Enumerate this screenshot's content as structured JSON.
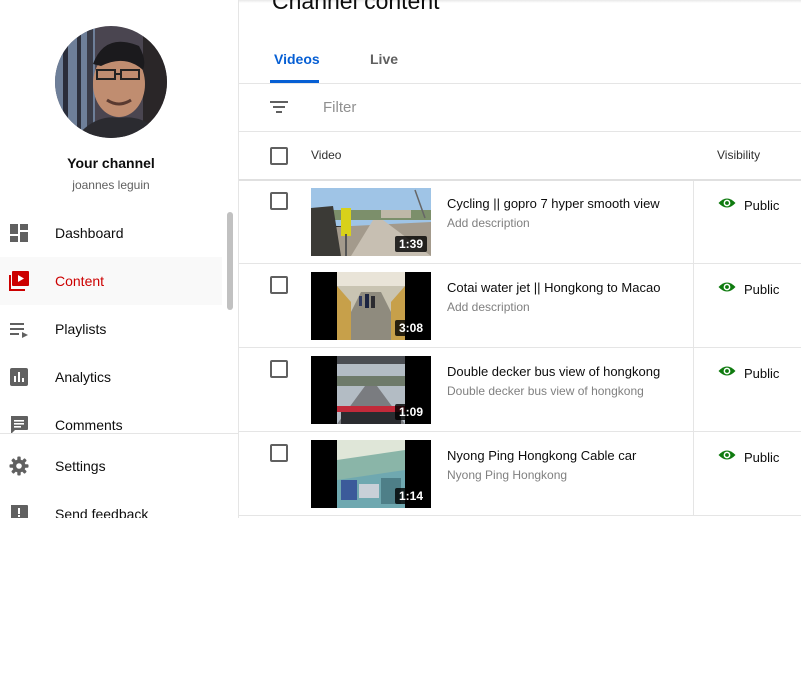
{
  "header": {
    "title": "Channel content"
  },
  "sidebar": {
    "channel_title": "Your channel",
    "channel_name": "joannes leguin",
    "items": [
      {
        "label": "Dashboard",
        "icon": "dashboard-icon"
      },
      {
        "label": "Content",
        "icon": "content-icon",
        "active": true
      },
      {
        "label": "Playlists",
        "icon": "playlists-icon"
      },
      {
        "label": "Analytics",
        "icon": "analytics-icon"
      },
      {
        "label": "Comments",
        "icon": "comments-icon"
      },
      {
        "label": "Settings",
        "icon": "gear-icon"
      },
      {
        "label": "Send feedback",
        "icon": "feedback-icon"
      }
    ]
  },
  "tabs": [
    {
      "label": "Videos",
      "active": true
    },
    {
      "label": "Live",
      "active": false
    }
  ],
  "filter": {
    "placeholder": "Filter"
  },
  "table": {
    "columns": {
      "video": "Video",
      "visibility": "Visibility"
    },
    "rows": [
      {
        "title": "Cycling || gopro 7 hyper smooth view",
        "description": "Add description",
        "duration": "1:39",
        "visibility": "Public"
      },
      {
        "title": "Cotai water jet || Hongkong to Macao",
        "description": "Add description",
        "duration": "3:08",
        "visibility": "Public"
      },
      {
        "title": "Double decker bus view of hongkong",
        "description": "Double decker bus view of hongkong",
        "duration": "1:09",
        "visibility": "Public"
      },
      {
        "title": "Nyong Ping Hongkong Cable car",
        "description": "Nyong Ping Hongkong",
        "duration": "1:14",
        "visibility": "Public"
      }
    ]
  },
  "colors": {
    "accent": "#065fd4",
    "active_red": "#cc0000",
    "public_green": "#0f7b0f"
  }
}
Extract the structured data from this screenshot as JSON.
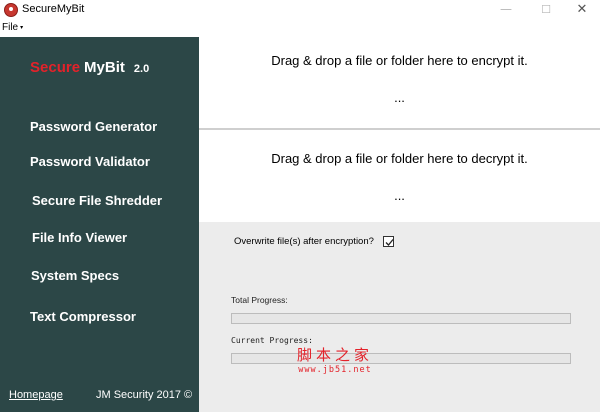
{
  "window": {
    "title": "SecureMyBit",
    "minimize_glyph": "—",
    "maximize_glyph": "☐",
    "close_glyph": "✕"
  },
  "menu": {
    "file_label": "File",
    "file_arrow": "▾"
  },
  "sidebar": {
    "brand_part1": "Secure",
    "brand_part2": "MyBit",
    "version": "2.0",
    "items": [
      {
        "label": "Password Generator"
      },
      {
        "label": "Password Validator"
      },
      {
        "label": "Secure File Shredder"
      },
      {
        "label": "File Info Viewer"
      },
      {
        "label": "System Specs"
      },
      {
        "label": "Text Compressor"
      }
    ],
    "homepage_label": "Homepage",
    "copyright": "JM Security 2017 ©"
  },
  "encrypt_zone": {
    "text": "Drag & drop a file or folder here to encrypt it.",
    "status": "..."
  },
  "decrypt_zone": {
    "text": "Drag & drop a file or folder here to decrypt it.",
    "status": "..."
  },
  "options": {
    "overwrite_label": "Overwrite file(s) after encryption?",
    "overwrite_checked": true
  },
  "progress": {
    "total_label": "Total Progress:",
    "total_value": 0,
    "current_label": "Current Progress:",
    "current_value": 0
  },
  "watermark": {
    "chinese": "脚本之家",
    "url": "www.jb51.net"
  },
  "colors": {
    "sidebar_bg": "#2c4747",
    "brand_red": "#e3222a",
    "panel_bg": "#ececec"
  }
}
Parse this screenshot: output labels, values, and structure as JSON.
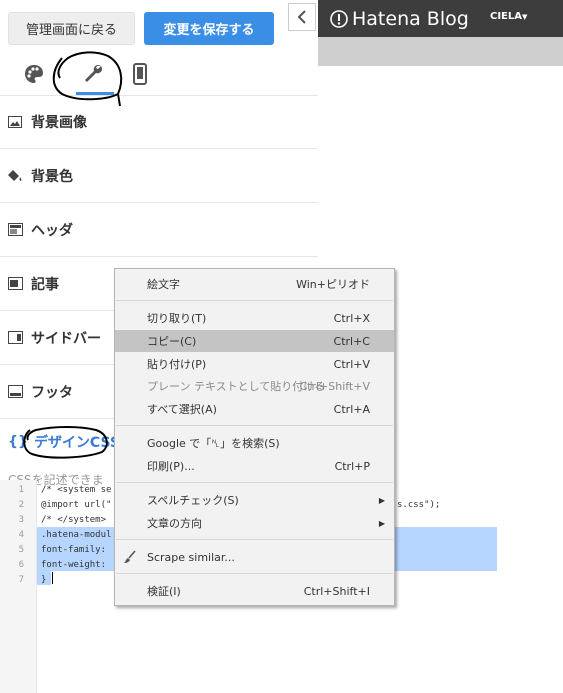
{
  "left_panel": {
    "back_button": "管理画面に戻る",
    "save_button": "変更を保存する",
    "tabs": [
      {
        "name": "design",
        "icon": "palette-icon"
      },
      {
        "name": "customize",
        "icon": "wrench-icon"
      },
      {
        "name": "smartphone",
        "icon": "smartphone-icon"
      }
    ],
    "sections": [
      {
        "label": "背景画像",
        "icon": "image-icon"
      },
      {
        "label": "背景色",
        "icon": "paint-bucket-icon"
      },
      {
        "label": "ヘッダ",
        "icon": "layout-header-icon"
      },
      {
        "label": "記事",
        "icon": "layout-article-icon"
      },
      {
        "label": "サイドバー",
        "icon": "layout-sidebar-icon"
      },
      {
        "label": "フッタ",
        "icon": "layout-footer-icon"
      }
    ],
    "css_section": {
      "icon_text": "{}",
      "label": "デザインCSS",
      "description": "CSSを記述できま"
    }
  },
  "editor": {
    "line_numbers": [
      "1",
      "2",
      "3",
      "4",
      "5",
      "6",
      "7"
    ],
    "lines": [
      "/* <system se",
      "@import url(\"",
      "/* </system>",
      ".hatena-modul",
      "font-family:",
      "font-weight:",
      "}"
    ],
    "line2_tail": "s.css\");"
  },
  "preview": {
    "logo_text": "Hatena Blog",
    "user": "CIELA"
  },
  "context_menu": {
    "items": [
      {
        "label": "絵文字",
        "shortcut": "Win+ピリオド"
      },
      {
        "label": "切り取り(T)",
        "shortcut": "Ctrl+X"
      },
      {
        "label": "コピー(C)",
        "shortcut": "Ctrl+C",
        "highlighted": true
      },
      {
        "label": "貼り付け(P)",
        "shortcut": "Ctrl+V"
      },
      {
        "label": "プレーン テキストとして貼り付ける",
        "shortcut": "Ctrl+Shift+V",
        "disabled": true
      },
      {
        "label": "すべて選択(A)",
        "shortcut": "Ctrl+A"
      },
      {
        "label": "Google で「␤」を検索(S)",
        "shortcut": ""
      },
      {
        "label": "印刷(P)...",
        "shortcut": "Ctrl+P"
      },
      {
        "label": "スペルチェック(S)",
        "shortcut": "",
        "submenu": true
      },
      {
        "label": "文章の方向",
        "shortcut": "",
        "submenu": true
      },
      {
        "label": "Scrape similar...",
        "shortcut": "",
        "icon": "brush-icon"
      },
      {
        "label": "検証(I)",
        "shortcut": "Ctrl+Shift+I"
      }
    ]
  },
  "colors": {
    "accent": "#3a8ee6",
    "topbar": "#3d3d3d",
    "selection": "#b7d6ff"
  }
}
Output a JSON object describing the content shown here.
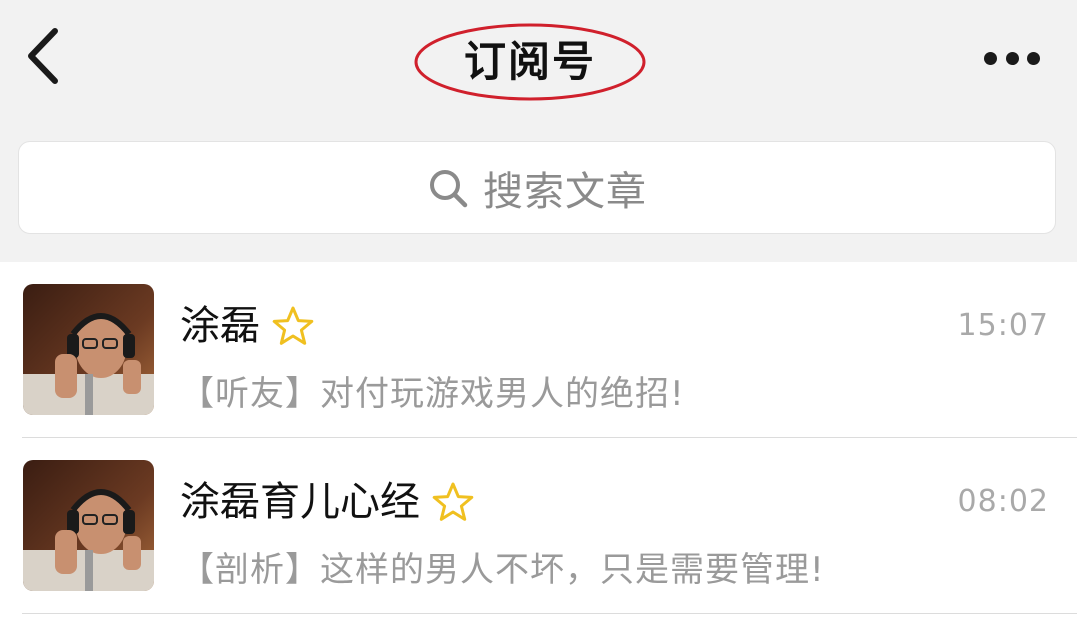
{
  "header": {
    "back_icon": "chevron-left-icon",
    "title": "订阅号",
    "more_icon": "more-dots-icon",
    "title_highlight_color": "#d0202c"
  },
  "search": {
    "icon": "search-icon",
    "placeholder": "搜索文章"
  },
  "list": {
    "items": [
      {
        "name": "涂磊",
        "starred": true,
        "time": "15:07",
        "preview": "【听友】对付玩游戏男人的绝招!"
      },
      {
        "name": "涂磊育儿心经",
        "starred": true,
        "time": "08:02",
        "preview": "【剖析】这样的男人不坏，只是需要管理!"
      }
    ]
  },
  "colors": {
    "background": "#f2f2f2",
    "star": "#f0c020",
    "secondary_text": "#9a9a9a"
  }
}
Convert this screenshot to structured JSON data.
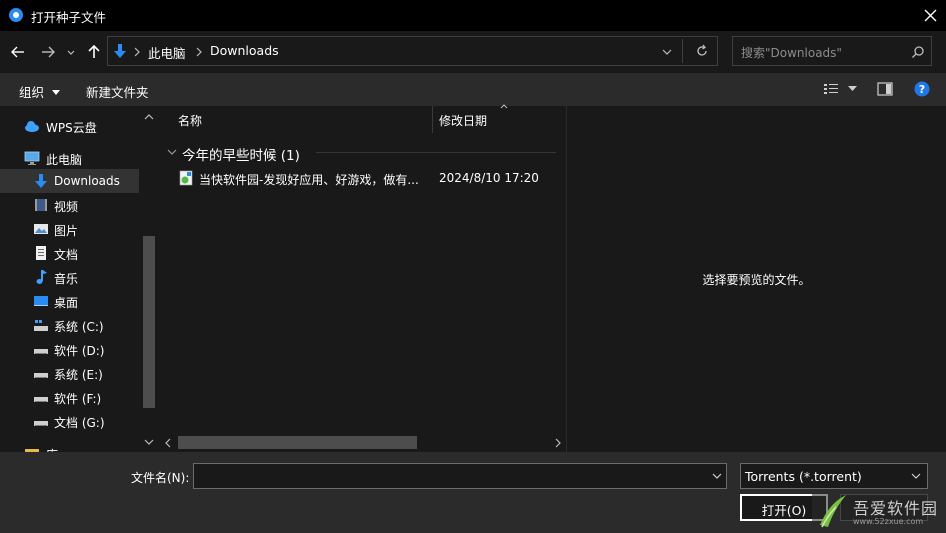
{
  "window": {
    "title": "打开种子文件"
  },
  "address": {
    "breadcrumb": [
      "此电脑",
      "Downloads"
    ]
  },
  "search": {
    "placeholder": "搜索\"Downloads\""
  },
  "toolbar": {
    "organize": "组织",
    "new_folder": "新建文件夹"
  },
  "sidebar": {
    "items": [
      {
        "label": "WPS云盘",
        "icon": "cloud-icon"
      },
      {
        "label": "此电脑",
        "icon": "computer-icon"
      },
      {
        "label": "Downloads",
        "icon": "download-arrow-icon",
        "selected": true
      },
      {
        "label": "视频",
        "icon": "video-icon"
      },
      {
        "label": "图片",
        "icon": "picture-icon"
      },
      {
        "label": "文档",
        "icon": "document-icon"
      },
      {
        "label": "音乐",
        "icon": "music-icon"
      },
      {
        "label": "桌面",
        "icon": "desktop-icon"
      },
      {
        "label": "系统 (C:)",
        "icon": "system-drive-icon"
      },
      {
        "label": "软件 (D:)",
        "icon": "drive-icon"
      },
      {
        "label": "系统 (E:)",
        "icon": "drive-icon"
      },
      {
        "label": "软件 (F:)",
        "icon": "drive-icon"
      },
      {
        "label": "文档 (G:)",
        "icon": "drive-icon"
      },
      {
        "label": "库",
        "icon": "library-icon"
      }
    ]
  },
  "filelist": {
    "columns": {
      "name": "名称",
      "date": "修改日期"
    },
    "group": "今年的早些时候 (1)",
    "files": [
      {
        "name": "当快软件园-发现好应用、好游戏，做有...",
        "date": "2024/8/10 17:20"
      }
    ]
  },
  "preview": {
    "message": "选择要预览的文件。"
  },
  "bottom": {
    "filename_label": "文件名(N):",
    "filename_value": "",
    "filetype": "Torrents (*.torrent)",
    "open_button": "打开(O)"
  },
  "watermark": {
    "text": "吾爱软件园",
    "sub": "www.52zxue.com"
  },
  "colors": {
    "background": "#191919",
    "titlebar": "#000000",
    "toolbar": "#2b2b2b",
    "accent": "#2a8cf0",
    "help": "#1e78e6"
  }
}
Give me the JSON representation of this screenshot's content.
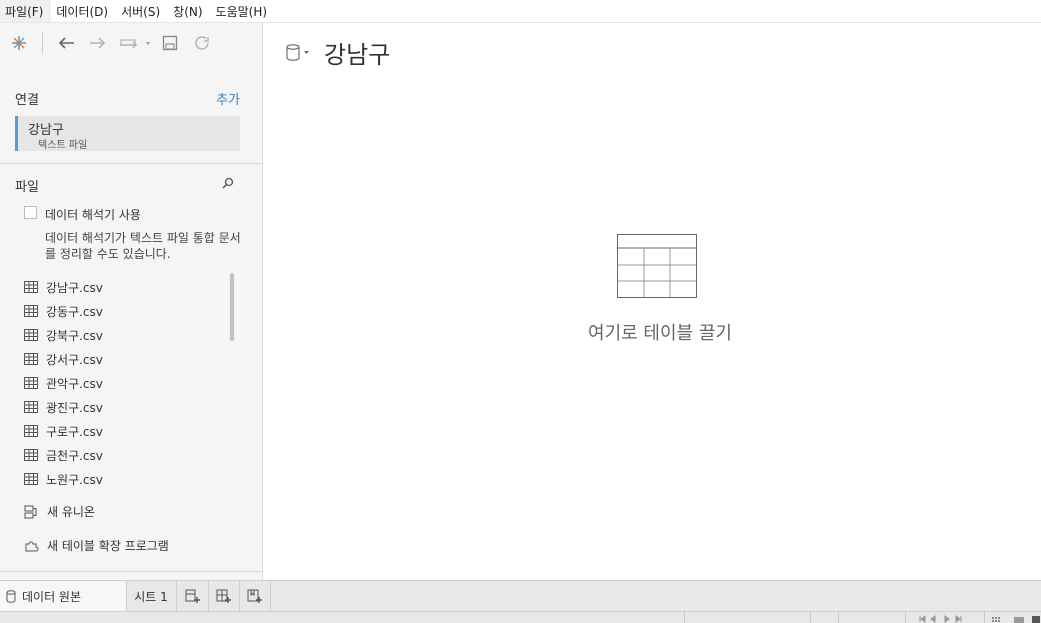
{
  "menu": [
    "파일(F)",
    "데이터(D)",
    "서버(S)",
    "창(N)",
    "도움말(H)"
  ],
  "connections": {
    "title": "연결",
    "add_label": "추가",
    "items": [
      {
        "name": "강남구",
        "type": "텍스트 파일"
      }
    ]
  },
  "files": {
    "title": "파일",
    "interpreter_label": "데이터 해석기 사용",
    "interpreter_desc": "데이터 해석기가 텍스트 파일 통합 문서를 정리할 수도 있습니다.",
    "items": [
      "강남구.csv",
      "강동구.csv",
      "강북구.csv",
      "강서구.csv",
      "관악구.csv",
      "광진구.csv",
      "구로구.csv",
      "금천구.csv",
      "노원구.csv"
    ],
    "new_union": "새 유니온",
    "new_extension": "새 테이블 확장 프로그램"
  },
  "main": {
    "datasource_title": "강남구",
    "drop_text": "여기로 테이블 끌기"
  },
  "tabs": {
    "data_source": "데이터 원본",
    "sheet": "시트 1"
  },
  "colors": {
    "accent": "#5b9bd5",
    "link": "#3d7fb8",
    "panel": "#f5f5f5"
  },
  "icons": [
    "tableau-logo-icon",
    "undo-icon",
    "redo-icon",
    "pause-updates-icon",
    "save-icon",
    "refresh-icon",
    "datasource-icon",
    "search-icon",
    "table-icon",
    "union-icon",
    "extension-icon",
    "new-worksheet-icon",
    "new-dashboard-icon",
    "new-story-icon"
  ]
}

■ Set task ■
Pull every line containing the word "Ping" out of the entries above.

■ Answer to this problem ■
        "title": "Nyong Ping Hongkong Cable car",
        "description": "Nyong Ping Hongkong",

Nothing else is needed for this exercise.